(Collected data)
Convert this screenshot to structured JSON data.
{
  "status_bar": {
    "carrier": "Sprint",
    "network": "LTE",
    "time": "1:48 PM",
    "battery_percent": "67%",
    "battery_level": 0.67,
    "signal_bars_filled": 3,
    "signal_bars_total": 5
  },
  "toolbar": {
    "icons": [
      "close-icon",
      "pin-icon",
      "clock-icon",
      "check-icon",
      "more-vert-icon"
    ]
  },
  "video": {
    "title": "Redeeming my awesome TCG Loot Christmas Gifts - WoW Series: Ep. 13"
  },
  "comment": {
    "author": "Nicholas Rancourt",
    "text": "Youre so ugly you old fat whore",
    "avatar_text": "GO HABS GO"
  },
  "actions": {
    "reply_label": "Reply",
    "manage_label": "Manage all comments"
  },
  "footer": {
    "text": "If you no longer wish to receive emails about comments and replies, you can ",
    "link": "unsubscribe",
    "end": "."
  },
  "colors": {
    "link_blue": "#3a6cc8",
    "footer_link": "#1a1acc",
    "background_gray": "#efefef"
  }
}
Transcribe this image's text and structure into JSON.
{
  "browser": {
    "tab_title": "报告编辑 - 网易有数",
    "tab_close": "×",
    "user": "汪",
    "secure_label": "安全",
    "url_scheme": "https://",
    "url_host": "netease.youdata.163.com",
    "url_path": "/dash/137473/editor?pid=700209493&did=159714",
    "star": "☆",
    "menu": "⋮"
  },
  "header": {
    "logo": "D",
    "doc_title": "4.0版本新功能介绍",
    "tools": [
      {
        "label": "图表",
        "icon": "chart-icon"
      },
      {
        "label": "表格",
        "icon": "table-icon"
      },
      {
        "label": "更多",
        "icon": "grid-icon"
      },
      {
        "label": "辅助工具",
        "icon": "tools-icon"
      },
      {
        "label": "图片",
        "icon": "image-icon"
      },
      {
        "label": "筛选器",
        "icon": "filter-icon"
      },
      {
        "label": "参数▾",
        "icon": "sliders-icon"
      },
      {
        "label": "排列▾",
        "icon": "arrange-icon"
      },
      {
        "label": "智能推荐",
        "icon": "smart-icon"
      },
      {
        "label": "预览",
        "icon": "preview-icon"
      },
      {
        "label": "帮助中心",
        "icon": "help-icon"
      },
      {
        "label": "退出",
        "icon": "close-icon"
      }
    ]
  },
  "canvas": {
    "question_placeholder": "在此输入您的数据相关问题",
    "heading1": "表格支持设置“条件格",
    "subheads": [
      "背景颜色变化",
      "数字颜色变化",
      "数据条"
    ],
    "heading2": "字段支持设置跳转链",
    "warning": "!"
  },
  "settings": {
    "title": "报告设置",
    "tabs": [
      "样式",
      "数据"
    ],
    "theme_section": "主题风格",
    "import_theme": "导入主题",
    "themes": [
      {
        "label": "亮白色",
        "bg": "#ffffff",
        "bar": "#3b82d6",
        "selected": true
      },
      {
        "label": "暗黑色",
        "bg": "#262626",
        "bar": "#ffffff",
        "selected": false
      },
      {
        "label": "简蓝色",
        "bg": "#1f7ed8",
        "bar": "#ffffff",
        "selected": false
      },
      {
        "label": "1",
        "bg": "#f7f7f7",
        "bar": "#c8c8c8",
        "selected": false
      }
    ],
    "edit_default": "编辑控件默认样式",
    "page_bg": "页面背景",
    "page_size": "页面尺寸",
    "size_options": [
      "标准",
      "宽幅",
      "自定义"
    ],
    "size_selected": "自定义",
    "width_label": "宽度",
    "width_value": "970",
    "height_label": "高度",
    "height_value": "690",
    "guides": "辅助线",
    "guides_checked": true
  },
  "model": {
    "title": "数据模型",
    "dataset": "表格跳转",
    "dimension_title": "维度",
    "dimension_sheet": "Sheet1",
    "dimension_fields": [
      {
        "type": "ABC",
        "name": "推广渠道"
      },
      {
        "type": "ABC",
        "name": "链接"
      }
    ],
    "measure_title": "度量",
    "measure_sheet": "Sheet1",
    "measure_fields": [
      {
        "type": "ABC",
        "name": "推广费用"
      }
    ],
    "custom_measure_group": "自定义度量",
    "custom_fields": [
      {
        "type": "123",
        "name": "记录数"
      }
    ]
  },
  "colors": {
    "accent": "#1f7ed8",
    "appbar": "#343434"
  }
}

*Stated goal*. Every record above should be copied exactly.

*Answer to the exercise*.
Convert this screenshot to structured JSON data.
{
  "status_bar": {
    "carrier": "Sprint",
    "network": "LTE",
    "time": "1:48 PM",
    "battery_percent": "67%",
    "battery_level": 0.67,
    "signal_bars_filled": 3,
    "signal_bars_total": 5
  },
  "toolbar": {
    "icons": [
      "close-icon",
      "pin-icon",
      "clock-icon",
      "check-icon",
      "more-vert-icon"
    ]
  },
  "video": {
    "title": "Redeeming my awesome TCG Loot Christmas Gifts - WoW Series: Ep. 13"
  },
  "comment": {
    "author": "Nicholas Rancourt",
    "text": "Youre so ugly you old fat whore",
    "avatar_text": "GO HABS GO"
  },
  "actions": {
    "reply_label": "Reply",
    "manage_label": "Manage all comments"
  },
  "footer": {
    "text": "If you no longer wish to receive emails about comments and replies, you can ",
    "link": "unsubscribe",
    "end": "."
  },
  "colors": {
    "link_blue": "#3a6cc8",
    "footer_link": "#1a1acc",
    "background_gray": "#efefef"
  }
}
Transcribe this image's text and structure into JSON.
{
  "browser": {
    "tab_title": "报告编辑 - 网易有数",
    "tab_close": "×",
    "user": "汪",
    "secure_label": "安全",
    "url_scheme": "https://",
    "url_host": "netease.youdata.163.com",
    "url_path": "/dash/137473/editor?pid=700209493&did=159714",
    "star": "☆",
    "menu": "⋮"
  },
  "header": {
    "logo": "D",
    "doc_title": "4.0版本新功能介绍",
    "tools": [
      {
        "label": "图表",
        "icon": "chart-icon"
      },
      {
        "label": "表格",
        "icon": "table-icon"
      },
      {
        "label": "更多",
        "icon": "grid-icon"
      },
      {
        "label": "辅助工具",
        "icon": "tools-icon"
      },
      {
        "label": "图片",
        "icon": "image-icon"
      },
      {
        "label": "筛选器",
        "icon": "filter-icon"
      },
      {
        "label": "参数▾",
        "icon": "sliders-icon"
      },
      {
        "label": "排列▾",
        "icon": "arrange-icon"
      },
      {
        "label": "智能推荐",
        "icon": "smart-icon"
      },
      {
        "label": "预览",
        "icon": "preview-icon"
      },
      {
        "label": "帮助中心",
        "icon": "help-icon"
      },
      {
        "label": "退出",
        "icon": "close-icon"
      }
    ]
  },
  "canvas": {
    "question_placeholder": "在此输入您的数据相关问题",
    "heading1": "表格支持设置“条件格",
    "subheads": [
      "背景颜色变化",
      "数字颜色变化",
      "数据条"
    ],
    "heading2": "字段支持设置跳转链",
    "warning": "!"
  },
  "settings": {
    "title": "报告设置",
    "tabs": [
      "样式",
      "数据"
    ],
    "theme_section": "主题风格",
    "import_theme": "导入主题",
    "themes": [
      {
        "label": "亮白色",
        "bg": "#ffffff",
        "bar": "#3b82d6",
        "selected": true
      },
      {
        "label": "暗黑色",
        "bg": "#262626",
        "bar": "#ffffff",
        "selected": false
      },
      {
        "label": "简蓝色",
        "bg": "#1f7ed8",
        "bar": "#ffffff",
        "selected": false
      },
      {
        "label": "1",
        "bg": "#f7f7f7",
        "bar": "#c8c8c8",
        "selected": false
      }
    ],
    "edit_default": "编辑控件默认样式",
    "page_bg": "页面背景",
    "page_size": "页面尺寸",
    "size_options": [
      "标准",
      "宽幅",
      "自定义"
    ],
    "size_selected": "自定义",
    "width_label": "宽度",
    "width_value": "970",
    "height_label": "高度",
    "height_value": "690",
    "guides": "辅助线",
    "guides_checked": true
  },
  "model": {
    "title": "数据模型",
    "dataset": "表格跳转",
    "dimension_title": "维度",
    "dimension_sheet": "Sheet1",
    "dimension_fields": [
      {
        "type": "ABC",
        "name": "推广渠道"
      },
      {
        "type": "ABC",
        "name": "链接"
      }
    ],
    "measure_title": "度量",
    "measure_sheet": "Sheet1",
    "measure_fields": [
      {
        "type": "ABC",
        "name": "推广费用"
      }
    ],
    "custom_measure_group": "自定义度量",
    "custom_fields": [
      {
        "type": "123",
        "name": "记录数"
      }
    ]
  },
  "colors": {
    "accent": "#1f7ed8",
    "appbar": "#343434"
  }
}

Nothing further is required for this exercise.